*DOCUMENT PASSAGE*.
______

However, for journalists, “self-censorship” is not an innocuous word. It actually represents the ultimate enemy of healthy journalism. After all, a journalist ought to be responsible first and foremost to his or her conscience within the frame of the law.

Unfortunately, very few people within the Palestinian security establishment understand the language of human rights and civil liberties.

This condition is made even worse by the persistent power struggle between Hamas and Fateh, which is often used as a pretext and justification for the police-state atmosphere prevailing in the West Bank now.

Hence, one would exaggerate very little by saying that the situation of human rights and civil liberties is the West Bank is probably worse today than it ever has been since the establishment of the PA more than 15 years ago.

Rampant Violations

My latest experience pales in comparison to the more serious persecution haunting non-conformist journalists throughout the West Bank.In truth, my latest experience pales in comparison to the more serious persecution haunting non-conformist journalists throughout the West Bank.

Last week, PA security personnel assaulted and severely beat AP correspondent Majdee Ishtayyeh while filming an “unlicensed” demonstration in Ramallah. Ishtayya reportedly was taken to a nearby building where he was badly beaten, causing a severe hemorrhage from his nose.

The 44-year-journalist had to undergo a surgical operation to fix his battered nose at a Nablus hospital.

Some other journalists, photojournalists, and cameramen were violently assaulted and had their equipment broken or confiscated. 

Last year, as many as 20 Palestinian journalists were imprisoned for relatively lengthy periods for reporting news or views the PA regime considers detrimental to their interests or image. Many of these journalists were beaten and even tortured for refusing to abide by the “official line.”
And in nearly all cases, concocted charges were leveled against them, such as  “sowing division, incitement, and endangering national unity.”

Last year, Awad Rajoub, an Al-Jazeera.net correspondent was detained in a PSA prison cell in Hebron in what he described “harsh and humiliating conditions” for 32 days. Rajoub was forced to sleep inside a bare room, without mattresses or blankets, and had to use his own shoes as a pillow.
Rajoub was accused of interviewing critics of the PA.

Carte Blanch for Law Violation

In fact, there is a widespread impression that the security agencies are granted  a virtual carte blanch to violate the law for the sake of punishing and savaging political opponents of the PA regime, particularly people affiliated with the Islamic camp.

______

*RECORD EXTRACTS*.
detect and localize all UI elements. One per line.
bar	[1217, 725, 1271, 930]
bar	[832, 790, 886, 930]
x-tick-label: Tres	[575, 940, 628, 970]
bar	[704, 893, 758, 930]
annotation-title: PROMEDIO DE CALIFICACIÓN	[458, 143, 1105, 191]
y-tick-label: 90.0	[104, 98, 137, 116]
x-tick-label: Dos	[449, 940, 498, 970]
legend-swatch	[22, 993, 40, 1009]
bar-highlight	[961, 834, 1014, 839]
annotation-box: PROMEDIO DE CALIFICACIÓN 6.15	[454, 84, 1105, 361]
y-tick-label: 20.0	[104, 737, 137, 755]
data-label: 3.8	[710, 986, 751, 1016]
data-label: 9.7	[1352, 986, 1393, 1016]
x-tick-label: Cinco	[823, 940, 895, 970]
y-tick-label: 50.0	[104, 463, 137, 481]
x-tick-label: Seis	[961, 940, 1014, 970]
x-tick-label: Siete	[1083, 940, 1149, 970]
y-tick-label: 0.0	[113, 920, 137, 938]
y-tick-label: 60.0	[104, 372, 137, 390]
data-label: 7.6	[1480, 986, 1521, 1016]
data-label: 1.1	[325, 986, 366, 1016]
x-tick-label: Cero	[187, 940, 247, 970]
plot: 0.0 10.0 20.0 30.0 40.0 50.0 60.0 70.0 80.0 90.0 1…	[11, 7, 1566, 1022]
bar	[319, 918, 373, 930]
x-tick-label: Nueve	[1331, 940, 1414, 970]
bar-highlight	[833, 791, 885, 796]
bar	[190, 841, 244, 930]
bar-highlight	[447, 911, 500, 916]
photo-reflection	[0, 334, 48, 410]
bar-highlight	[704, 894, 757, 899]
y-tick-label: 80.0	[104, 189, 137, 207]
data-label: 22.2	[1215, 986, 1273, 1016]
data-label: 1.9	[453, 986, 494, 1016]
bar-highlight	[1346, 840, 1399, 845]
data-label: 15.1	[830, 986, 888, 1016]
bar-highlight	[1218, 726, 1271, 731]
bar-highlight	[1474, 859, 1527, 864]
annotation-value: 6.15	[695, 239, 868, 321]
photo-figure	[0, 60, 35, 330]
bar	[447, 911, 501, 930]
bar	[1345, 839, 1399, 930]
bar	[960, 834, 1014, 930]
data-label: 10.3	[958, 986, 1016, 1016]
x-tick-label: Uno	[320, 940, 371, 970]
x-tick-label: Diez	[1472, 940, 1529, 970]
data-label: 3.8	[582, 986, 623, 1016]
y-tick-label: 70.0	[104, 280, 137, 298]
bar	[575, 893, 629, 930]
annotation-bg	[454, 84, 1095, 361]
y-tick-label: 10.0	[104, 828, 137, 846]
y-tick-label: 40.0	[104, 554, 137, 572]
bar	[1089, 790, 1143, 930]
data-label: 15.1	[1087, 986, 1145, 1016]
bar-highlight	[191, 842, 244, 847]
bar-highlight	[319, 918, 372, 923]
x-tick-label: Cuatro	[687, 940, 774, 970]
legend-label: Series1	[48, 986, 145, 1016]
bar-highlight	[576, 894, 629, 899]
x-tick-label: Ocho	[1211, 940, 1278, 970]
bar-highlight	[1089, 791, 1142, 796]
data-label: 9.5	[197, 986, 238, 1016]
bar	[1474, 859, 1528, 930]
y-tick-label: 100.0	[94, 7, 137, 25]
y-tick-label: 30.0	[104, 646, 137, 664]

______

*EXERCISE SET*.
(A) According to the passage on journalists in the West Bank, for how many days was Awad Rajoub held in a PSA prison cell in Hebron?
(B) Return the section of the passage on journalists in the West Bank that begins at the words "Last year, Awad" and stops after the words "the Islamic camp.", copied word for word.
(C) Write the next part of the passage on journalists in the West Bank, starting after its final sentence.

*RESULTS OF THE TASKS*.
(A) 32 days.

(B)
Last year, Awad Rajoub, an Al-Jazeera.net correspondent was detained in a PSA prison cell in Hebron in what he described “harsh and humiliating conditions” for 32 days. Rajoub was forced to sleep inside a bare room, without mattresses or blankets, and had to use his own shoes as a pillow.
Rajoub was accused of interviewing critics of the PA.

Carte Blanch for Law Violation

In fact, there is a widespread impression that the security agencies are granted  a virtual carte blanch to violate the law for the sake of punishing and savaging political opponents of the PA regime, particularly people affiliated with the Islamic camp.

(C)
During my brief stint at the Hebron jail, I saw several inmates being subjected to the Shabah (hooding) technique where a prisoner is made to sit down in a small room with his hands tied to his back.

At one point, I heard an inmate crying “why are you beating me, why are you beating me.”

The PA government in Ramallah claims that it is doing its utmost to uphold the rule of law. This is its usual response to criticisms voiced by local and international human rights organizations.

However, it is obvious that the status of human rights and civil liberties under the PA   continues to deteriorate, especially with the virtual paralysis of the Palestinian justice system and especially in light of the conspicuous hegemony the security agencies exercises over civil society. This is why Palestinians do hope that the PA government, which many people view as both illegal and illegitimate, will issue clear and unmistakable orders to the security agencies to stop arresting and mistreating journalists and to respect the basic human and civil rights of Palestinian citizens.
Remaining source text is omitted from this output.